Aim of the task
Report the total number of lines that include the string "предприятии", without any other text.

(Collected data entries)
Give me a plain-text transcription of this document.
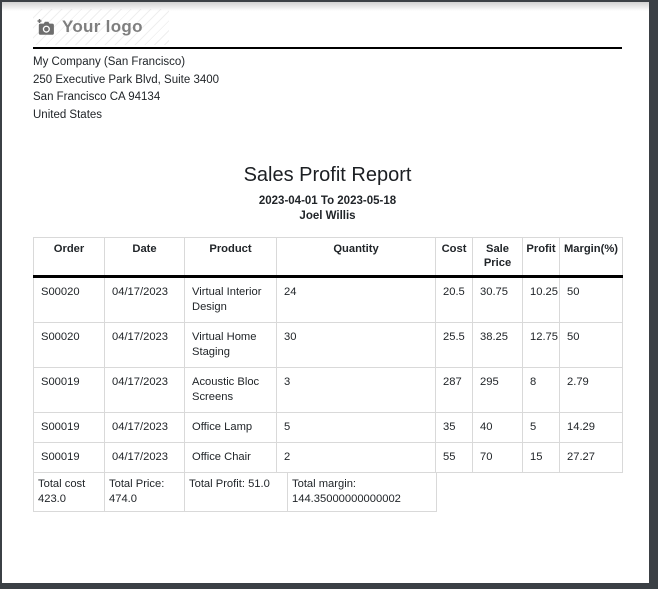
Your logo
My Company (San Francisco)
250 Executive Park Blvd, Suite 3400
San Francisco CA 94134
United States
Sales Profit Report
2023-04-01 To 2023-05-18
Joel Willis
Order	Date	Product	Quantity	Cost	Sale Price	Profit	Margin(%)
S00020	04/17/2023	Virtual Interior Design	24	20.5	30.75	10.25	50
S00020	04/17/2023	Virtual Home Staging	30	25.5	38.25	12.75	50
S00019	04/17/2023	Acoustic Bloc Screens	3	287	295	8	2.79
S00019	04/17/2023	Office Lamp	5	35	40	5	14.29
S00019	04/17/2023	Office Chair	2	55	70	15	27.27
Total cost 423.0	Total Price: 474.0	Total Profit: 51.0	Total margin: 144.35000000000002
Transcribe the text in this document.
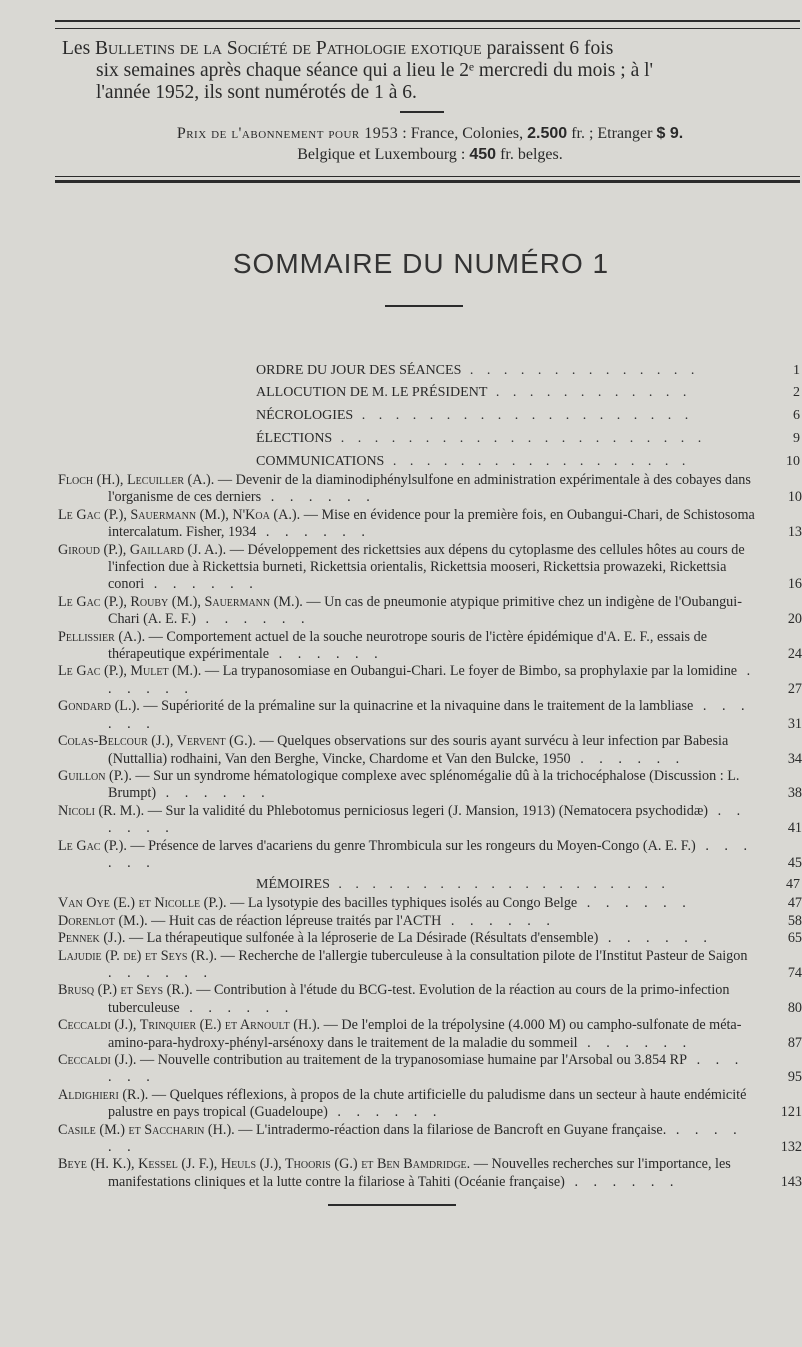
Les Bulletins de la Société de Pathologie exotique paraissent 6 fois
six semaines après chaque séance qui a lieu le 2ᵉ mercredi du mois ; à l'
l'année 1952, ils sont numérotés de 1 à 6.
Prix de l'abonnement pour 1953 : France, Colonies, 2.500 fr. ; Etranger $ 9.
Belgique et Luxembourg : 450 fr. belges.
SOMMAIRE DU NUMÉRO 1
ORDRE DU JOUR DES SÉANCES . . . . . . . . . . . . . .	1
ALLOCUTION DE M. LE PRÉSIDENT . . . . . . . . . . . .	2
NÉCROLOGIES . . . . . . . . . . . . . . . . . . . .	6
ÉLECTIONS . . . . . . . . . . . . . . . . . . . . . .	9
COMMUNICATIONS . . . . . . . . . . . . . . . . . .	10

Floch (H.), Lecuiller (A.). — Devenir de la diaminodiphénylsulfone en administration expérimentale à des cobayes dans l'organisme de ces derniers . . . . . .	10

Le Gac (P.), Sauermann (M.), N'Koa (A.). — Mise en évidence pour la première fois, en Oubangui-Chari, de Schistosoma intercalatum. Fisher, 1934 . . . . . .	13

Giroud (P.), Gaillard (J. A.). — Développement des rickettsies aux dépens du cytoplasme des cellules hôtes au cours de l'infection due à Rickettsia burneti, Rickettsia orientalis, Rickettsia mooseri, Rickettsia prowazeki, Rickettsia conori . . . . . .	16

Le Gac (P.), Rouby (M.), Sauermann (M.). — Un cas de pneumonie atypique primitive chez un indigène de l'Oubangui-Chari (A. E. F.) . . . . . .	20

Pellissier (A.). — Comportement actuel de la souche neurotrope souris de l'ictère épidémique d'A. E. F., essais de thérapeutique expérimentale . . . . . .	24

Le Gac (P.), Mulet (M.). — La trypanosomiase en Oubangui-Chari. Le foyer de Bimbo, sa prophylaxie par la lomidine . . . . . .	27

Gondard (L.). — Supériorité de la prémaline sur la quinacrine et la nivaquine dans le traitement de la lambliase . . . . . .	31

Colas-Belcour (J.), Vervent (G.). — Quelques observations sur des souris ayant survécu à leur infection par Babesia (Nuttallia) rodhaini, Van den Berghe, Vincke, Chardome et Van den Bulcke, 1950 . . . . . .	34

Guillon (P.). — Sur un syndrome hématologique complexe avec splénomégalie dû à la trichocéphalose (Discussion : L. Brumpt) . . . . . .	38

Nicoli (R. M.). — Sur la validité du Phlebotomus perniciosus legeri (J. Mansion, 1913) (Nematocera psychodidæ) . . . . . .	41

Le Gac (P.). — Présence de larves d'acariens du genre Thrombicula sur les rongeurs du Moyen-Congo (A. E. F.) . . . . . .	45

MÉMOIRES . . . . . . . . . . . . . . . . . . . .	47

Van Oye (E.) et Nicolle (P.). — La lysotypie des bacilles typhiques isolés au Congo Belge . . . . . .	47

Dorenlot (M.). — Huit cas de réaction lépreuse traités par l'ACTH . . . . . .	58

Pennek (J.). — La thérapeutique sulfonée à la léproserie de La Désirade (Résultats d'ensemble) . . . . . .	65

Lajudie (P. de) et Seys (R.). — Recherche de l'allergie tuberculeuse à la consultation pilote de l'Institut Pasteur de Saigon . . . . . .	74

Brusq (P.) et Seys (R.). — Contribution à l'étude du BCG-test. Evolution de la réaction au cours de la primo-infection tuberculeuse . . . . . .	80

Ceccaldi (J.), Trinquier (E.) et Arnoult (H.). — De l'emploi de la trépolysine (4.000 M) ou campho-sulfonate de méta-amino-para-hydroxy-phényl-arsénoxy dans le traitement de la maladie du sommeil . . . . . .	87

Ceccaldi (J.). — Nouvelle contribution au traitement de la trypanosomiase humaine par l'Arsobal ou 3.854 RP . . . . . .	95

Aldighieri (R.). — Quelques réflexions, à propos de la chute artificielle du paludisme dans un secteur à haute endémicité palustre en pays tropical (Guadeloupe) . . . . . .	121

Casile (M.) et Saccharin (H.). — L'intradermo-réaction dans la filariose de Bancroft en Guyane française. . . . . . .	132

Beye (H. K.), Kessel (J. F.), Heuls (J.), Thooris (G.) et Ben Bamdridge. — Nouvelles recherches sur l'importance, les manifestations cliniques et la lutte contre la filariose à Tahiti (Océanie française) . . . . . .	143
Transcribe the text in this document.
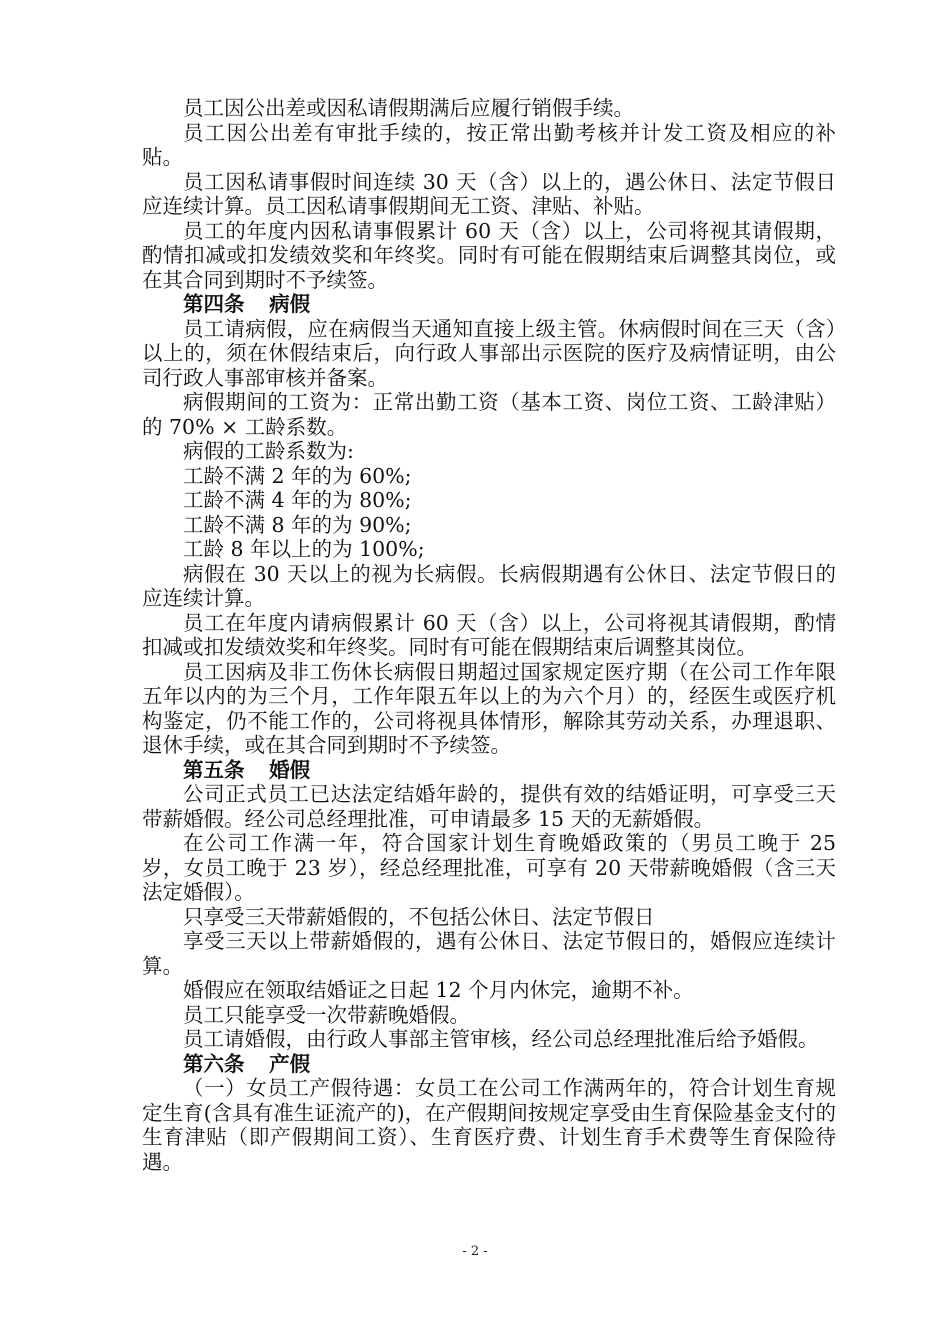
员工因公出差或因私请假期满后应履行销假手续。

员工因公出差有审批手续的，按正常出勤考核并计发工资及相应的补贴。

员工因私请事假时间连续 30 天（含）以上的，遇公休日、法定节假日应连续计算。员工因私请事假期间无工资、津贴、补贴。

员工的年度内因私请事假累计 60 天（含）以上，公司将视其请假期，酌情扣减或扣发绩效奖和年终奖。同时有可能在假期结束后调整其岗位，或在其合同到期时不予续签。

第四条 病假

员工请病假，应在病假当天通知直接上级主管。休病假时间在三天（含）以上的，须在休假结束后，向行政人事部出示医院的医疗及病情证明，由公司行政人事部审核并备案。

病假期间的工资为：正常出勤工资（基本工资、岗位工资、工龄津贴）的 70% × 工龄系数。

病假的工龄系数为:

工龄不满 2 年的为 60%;

工龄不满 4 年的为 80%;

工龄不满 8 年的为 90%;

工龄 8 年以上的为 100%;

病假在 30 天以上的视为长病假。长病假期遇有公休日、法定节假日的应连续计算。

员工在年度内请病假累计 60 天（含）以上，公司将视其请假期，酌情扣减或扣发绩效奖和年终奖。同时有可能在假期结束后调整其岗位。

员工因病及非工伤休长病假日期超过国家规定医疗期（在公司工作年限五年以内的为三个月，工作年限五年以上的为六个月）的，经医生或医疗机构鉴定，仍不能工作的，公司将视具体情形，解除其劳动关系，办理退职、退休手续，或在其合同到期时不予续签。

第五条 婚假

公司正式员工已达法定结婚年龄的，提供有效的结婚证明，可享受三天带薪婚假。经公司总经理批准，可申请最多 15 天的无薪婚假。

在公司工作满一年，符合国家计划生育晚婚政策的（男员工晚于 25 岁，女员工晚于 23 岁），经总经理批准，可享有 20 天带薪晚婚假（含三天法定婚假）。

只享受三天带薪婚假的，不包括公休日、法定节假日

享受三天以上带薪婚假的，遇有公休日、法定节假日的，婚假应连续计算。

婚假应在领取结婚证之日起 12 个月内休完，逾期不补。

员工只能享受一次带薪晚婚假。

员工请婚假，由行政人事部主管审核，经公司总经理批准后给予婚假。

第六条 产假

（一）女员工产假待遇：女员工在公司工作满两年的，符合计划生育规定生育(含具有准生证流产的)，在产假期间按规定享受由生育保险基金支付的生育津贴（即产假期间工资）、生育医疗费、计划生育手术费等生育保险待遇。

- 2 -
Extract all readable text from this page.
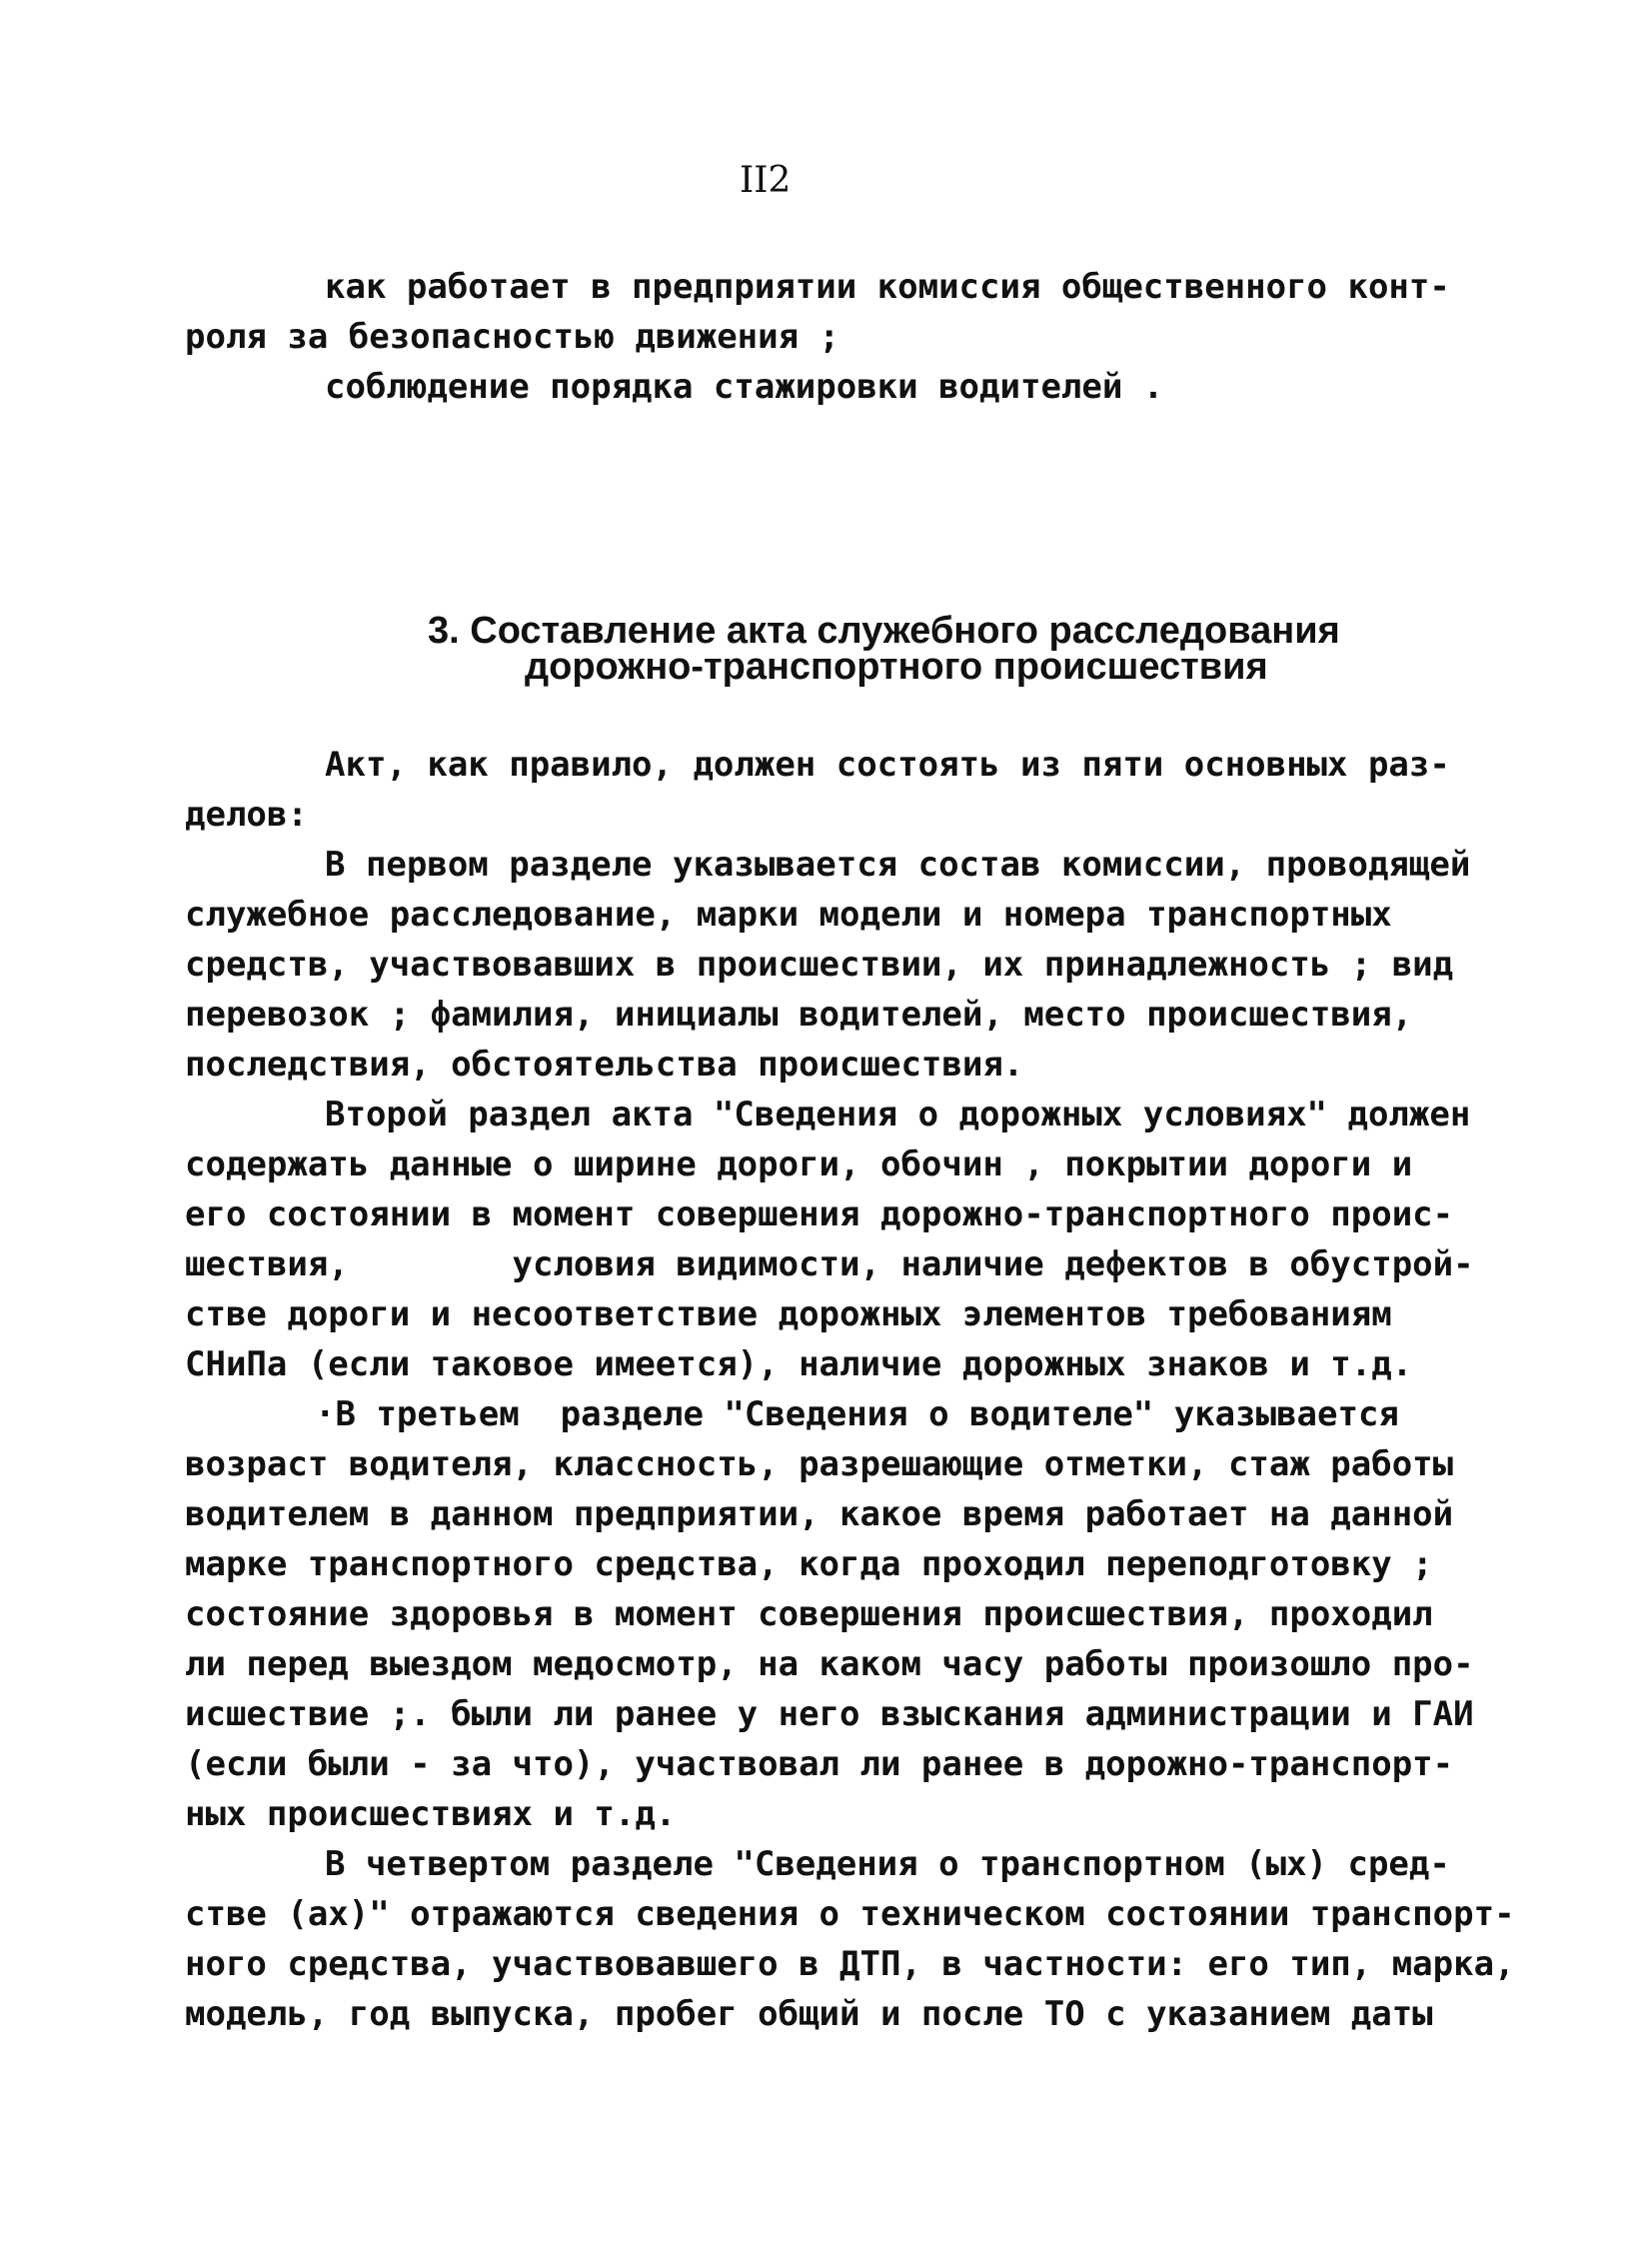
II2
как работает в предприятии комиссия общественного конт-
роля за безопасностью движения ;
соблюдение порядка стажировки водителей .
3. Составление акта служебного расследования
дорожно-транспортного происшествия
Акт, как правило, должен состоять из пяти основных раз-
делов:
В первом разделе указывается состав комиссии, проводящей
служебное расследование, марки модели и номера транспортных
средств, участвовавших в происшествии, их принадлежность ; вид
перевозок ; фамилия, инициалы водителей, место происшествия,
последствия, обстоятельства происшествия.
Второй раздел акта "Сведения о дорожных условиях" должен
содержать данные о ширине дороги, обочин , покрытии дороги и
его состоянии в момент совершения дорожно-транспортного проис-
шествия,        условия видимости, наличие дефектов в обустрой-
стве дороги и несоответствие дорожных элементов требованиям
СНиПа (если таковое имеется), наличие дорожных знаков и т.д.
·В третьем  разделе "Сведения о водителе" указывается
возраст водителя, классность, разрешающие отметки, стаж работы
водителем в данном предприятии, какое время работает на данной
марке транспортного средства, когда проходил переподготовку ;
состояние здоровья в момент совершения происшествия, проходил
ли перед выездом медосмотр, на каком часу работы произошло про-
исшествие ;. были ли ранее у него взыскания администрации и ГАИ
(если были - за что), участвовал ли ранее в дорожно-транспорт-
ных происшествиях и т.д.
В четвертом разделе "Сведения о транспортном (ых) сред-
стве (ах)" отражаются сведения о техническом состоянии транспорт-
ного средства, участвовавшего в ДТП, в частности: его тип, марка,
модель, год выпуска, пробег общий и после ТО с указанием даты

Answer to this problem
2